- [Document extract]
Start of Block

Joseph Tarr Copeland (May 6, 1813 - May 6, 1893) was a justice of the Michigan Supreme Court from 1852 until 1857, as well as a general in the Union Army during the American Civil War.

==Biography==
Copeland was born in New Castle, Maine. He studied at Harvard College and then read law under Daniel Webster. In 1844, he moved to St. Clair, Michigan and later built a sawmill in Bay City, Michigan.

At the start of the Civil War, Copeland served first as colonel and commander of the 1st Michigan Volunteer Cavalry, and then the 5th Michigan Volunteer Cavalry. Later promoted to brigadier general, he commanded the "wolverines" of the Michigan Brigade, but was replaced by George A. Custer shortly before the Battle of Gettysburg.

After this, Copeland moved to Orchard Lake, Michigan where he built a residence known as "The Castle". In 1870, he and some local businessmen turned it into a hotel, and in 1873, they sold it to J. Sumner Rogers, who used the site to found the Michigan Military Academy.

In 1878, Copeland moved to Florida, where he served for a time as a judge in Clay County.

He was initially buried in Orange Park, Florida, but was later re-interred at Oak Hill Cemetery in Pontiac, Michigan.

==The Maine years==
Joseph Tarr Copeland was born to Royal and Alice (Davis) Copeland. Located in Lincoln County, Newcastle sits about forty miles north of Portland, Maine, yet is on a long finger of water extending to the Atlantic coast.

Joseph's father, Royal, the 2nd child of Captain Samuel and Emma (Parker) Copeland, was born August 11, 1790, in either Maine or New Hampshire. Samuel had fought in the Revolutionary War. Joseph's mother, Alice, was born in Wiscasset, Maine on February 9, 1791. She had been orphaned at an early age and was raised by her mother's sister, Mrs. Tarr. In a letter to his children, Joseph's brother writes about his parents' meeting,

When my father was 21 years old he started out to seek a fortune for himself. He went down to Wiscasset. The first job he got was up on one of the rivers to cut marsh hay and when he finished that job he hired out to a farmer near the river by the name of Joseph Tarr. Mrs. Tarr had a niece living with her by the name of Alice Davis, a girl 16 years old and her parents were dead. She was a strong husky girl, could climb a tree and ride horseback and my father fell in love with the girl and married her...

Royal, a farmer, and Alice were married in Newcastle, about 1812, 8 years before Maine became a state.

Joseph was the eldest of 11 children – 7 boys and 4 girls:

| Name | Birthdate |
|---|---|
| Joseph Tarr Copeland | May 6, 1813 |
| Emeline Copeland | August 27, 1816 |
| Alice Copeland | October 11, 1817 |
| Samuel Copeland | November 25, 1819 |
| Royal Franklin Copeland | December 4, 1821 |
| Edwin Ruthven Copeland | April 5, 1824 |
| Lucinda Safford Copeland | May 9, 1825 |
| Mary Elizabeth Copeland | January 4, 1828 |
| Daniel Lambart Copeland | April 11, 1833 |
| Alpheus Crosby Copeland | May 1, 1834 |
| Roscoe Pulaski Copeland | March 6, 1838 |

In about 1818, the family moved to Dexter, Maine, where Joseph's eight youngest siblings were born. Unfortunately, both Lucinda Safford and Mary Elizabeth died before their tenth birthdays.

End of Block

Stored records
Start of Block

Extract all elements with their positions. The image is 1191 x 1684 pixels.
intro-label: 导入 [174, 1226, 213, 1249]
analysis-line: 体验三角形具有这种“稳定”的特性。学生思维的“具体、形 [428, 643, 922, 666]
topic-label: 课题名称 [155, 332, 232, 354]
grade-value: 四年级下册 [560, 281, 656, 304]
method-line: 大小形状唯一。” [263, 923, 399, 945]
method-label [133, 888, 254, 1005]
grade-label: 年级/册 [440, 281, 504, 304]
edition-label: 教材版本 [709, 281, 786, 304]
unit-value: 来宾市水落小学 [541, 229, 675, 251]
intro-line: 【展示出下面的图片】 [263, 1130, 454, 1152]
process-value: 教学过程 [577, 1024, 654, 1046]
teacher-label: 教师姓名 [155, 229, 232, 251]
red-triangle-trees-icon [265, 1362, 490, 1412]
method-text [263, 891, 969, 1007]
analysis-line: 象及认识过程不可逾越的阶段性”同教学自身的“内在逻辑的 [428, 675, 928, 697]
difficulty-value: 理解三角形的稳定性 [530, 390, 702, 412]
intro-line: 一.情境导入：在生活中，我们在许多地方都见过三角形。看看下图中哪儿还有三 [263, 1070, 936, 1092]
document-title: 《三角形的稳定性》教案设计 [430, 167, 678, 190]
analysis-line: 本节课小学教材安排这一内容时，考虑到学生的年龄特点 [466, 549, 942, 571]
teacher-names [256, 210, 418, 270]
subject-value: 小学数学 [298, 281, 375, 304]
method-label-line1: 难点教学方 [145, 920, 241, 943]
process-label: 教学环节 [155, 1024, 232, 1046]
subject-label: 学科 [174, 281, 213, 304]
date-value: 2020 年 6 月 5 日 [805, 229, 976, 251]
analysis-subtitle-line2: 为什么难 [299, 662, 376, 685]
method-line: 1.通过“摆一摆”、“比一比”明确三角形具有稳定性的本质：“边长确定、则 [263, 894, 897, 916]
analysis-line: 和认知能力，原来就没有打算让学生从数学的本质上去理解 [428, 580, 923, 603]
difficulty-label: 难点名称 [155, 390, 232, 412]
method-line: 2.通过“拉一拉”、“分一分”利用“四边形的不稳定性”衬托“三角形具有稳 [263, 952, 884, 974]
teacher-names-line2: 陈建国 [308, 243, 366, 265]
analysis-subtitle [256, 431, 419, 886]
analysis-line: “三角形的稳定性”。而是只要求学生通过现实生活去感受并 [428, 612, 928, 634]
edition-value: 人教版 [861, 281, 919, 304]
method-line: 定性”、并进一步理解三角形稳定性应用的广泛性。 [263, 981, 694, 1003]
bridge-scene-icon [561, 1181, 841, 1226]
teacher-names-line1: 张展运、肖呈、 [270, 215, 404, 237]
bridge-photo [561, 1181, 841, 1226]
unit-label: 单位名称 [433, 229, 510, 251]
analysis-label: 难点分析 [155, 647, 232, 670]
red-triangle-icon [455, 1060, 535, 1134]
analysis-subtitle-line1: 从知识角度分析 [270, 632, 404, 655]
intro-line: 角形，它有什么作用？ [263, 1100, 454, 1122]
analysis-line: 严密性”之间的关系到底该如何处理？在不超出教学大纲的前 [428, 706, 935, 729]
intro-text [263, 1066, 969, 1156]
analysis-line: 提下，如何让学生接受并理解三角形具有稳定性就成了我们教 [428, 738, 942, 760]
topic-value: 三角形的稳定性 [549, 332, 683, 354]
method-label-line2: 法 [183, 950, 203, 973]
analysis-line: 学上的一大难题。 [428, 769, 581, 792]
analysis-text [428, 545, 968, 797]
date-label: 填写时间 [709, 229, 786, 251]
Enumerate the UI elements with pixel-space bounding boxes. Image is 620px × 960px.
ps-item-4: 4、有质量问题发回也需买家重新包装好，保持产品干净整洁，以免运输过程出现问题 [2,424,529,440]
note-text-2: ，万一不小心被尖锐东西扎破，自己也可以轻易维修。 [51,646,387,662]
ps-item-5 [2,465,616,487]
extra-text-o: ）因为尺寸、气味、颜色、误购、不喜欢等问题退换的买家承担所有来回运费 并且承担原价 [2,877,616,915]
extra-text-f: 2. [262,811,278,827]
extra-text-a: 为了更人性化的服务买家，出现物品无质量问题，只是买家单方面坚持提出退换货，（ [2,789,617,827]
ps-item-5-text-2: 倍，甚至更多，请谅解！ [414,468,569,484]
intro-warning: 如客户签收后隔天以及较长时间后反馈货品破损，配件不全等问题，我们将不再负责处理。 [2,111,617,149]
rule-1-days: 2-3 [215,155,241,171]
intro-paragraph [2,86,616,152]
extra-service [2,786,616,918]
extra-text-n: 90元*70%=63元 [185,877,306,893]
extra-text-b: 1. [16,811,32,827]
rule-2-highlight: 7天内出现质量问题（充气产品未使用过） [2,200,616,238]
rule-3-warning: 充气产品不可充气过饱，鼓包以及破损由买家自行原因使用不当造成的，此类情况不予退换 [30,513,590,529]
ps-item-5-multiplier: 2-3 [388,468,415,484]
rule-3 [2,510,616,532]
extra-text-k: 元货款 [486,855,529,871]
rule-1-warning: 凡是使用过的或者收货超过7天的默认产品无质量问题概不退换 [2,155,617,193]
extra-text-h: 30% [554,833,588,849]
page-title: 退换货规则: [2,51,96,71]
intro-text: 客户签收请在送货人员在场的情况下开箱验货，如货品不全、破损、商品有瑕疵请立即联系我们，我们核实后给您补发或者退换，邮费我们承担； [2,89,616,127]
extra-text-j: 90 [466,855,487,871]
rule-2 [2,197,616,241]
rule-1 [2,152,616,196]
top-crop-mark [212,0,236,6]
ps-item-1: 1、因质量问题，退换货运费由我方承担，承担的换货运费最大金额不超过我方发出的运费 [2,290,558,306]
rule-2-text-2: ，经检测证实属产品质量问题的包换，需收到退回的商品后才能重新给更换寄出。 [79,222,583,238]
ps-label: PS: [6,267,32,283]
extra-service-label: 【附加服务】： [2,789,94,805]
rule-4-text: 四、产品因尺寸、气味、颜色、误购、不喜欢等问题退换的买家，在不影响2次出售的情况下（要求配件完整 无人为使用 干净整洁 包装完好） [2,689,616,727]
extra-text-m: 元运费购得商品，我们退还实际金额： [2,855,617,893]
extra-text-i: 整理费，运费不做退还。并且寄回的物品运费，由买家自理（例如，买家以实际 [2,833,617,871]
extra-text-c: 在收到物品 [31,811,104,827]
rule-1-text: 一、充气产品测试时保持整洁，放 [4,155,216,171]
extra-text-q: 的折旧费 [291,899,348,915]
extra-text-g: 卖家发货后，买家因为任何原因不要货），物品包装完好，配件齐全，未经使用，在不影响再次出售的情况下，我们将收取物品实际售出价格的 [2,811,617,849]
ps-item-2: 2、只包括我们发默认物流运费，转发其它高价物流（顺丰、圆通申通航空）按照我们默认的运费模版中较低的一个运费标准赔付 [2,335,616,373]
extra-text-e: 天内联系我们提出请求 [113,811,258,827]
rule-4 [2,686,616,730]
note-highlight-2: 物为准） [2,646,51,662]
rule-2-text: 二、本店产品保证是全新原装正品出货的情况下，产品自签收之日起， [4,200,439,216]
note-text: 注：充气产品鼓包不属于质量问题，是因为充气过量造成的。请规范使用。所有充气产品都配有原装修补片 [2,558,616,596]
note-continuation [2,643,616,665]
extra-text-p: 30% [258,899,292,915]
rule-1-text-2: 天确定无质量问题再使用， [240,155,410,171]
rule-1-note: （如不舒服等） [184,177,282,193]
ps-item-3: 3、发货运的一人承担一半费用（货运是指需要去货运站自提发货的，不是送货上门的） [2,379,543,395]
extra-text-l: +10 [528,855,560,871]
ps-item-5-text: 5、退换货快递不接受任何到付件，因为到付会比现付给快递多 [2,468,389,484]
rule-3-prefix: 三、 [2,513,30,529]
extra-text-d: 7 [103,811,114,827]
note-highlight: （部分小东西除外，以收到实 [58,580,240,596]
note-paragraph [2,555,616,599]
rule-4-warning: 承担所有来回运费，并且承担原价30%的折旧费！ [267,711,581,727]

End of Block

- [Assignment] Which of Joseph's siblings listed in the Copeland biography were born in the 1820s?

- [Problem solution] Royal Franklin Copeland (December 4, 1821), Edwin Ruthven Copeland (April 5, 1824), Lucinda Safford Copeland (May 9, 1825), and Mary Elizabeth Copeland (January 4, 1828).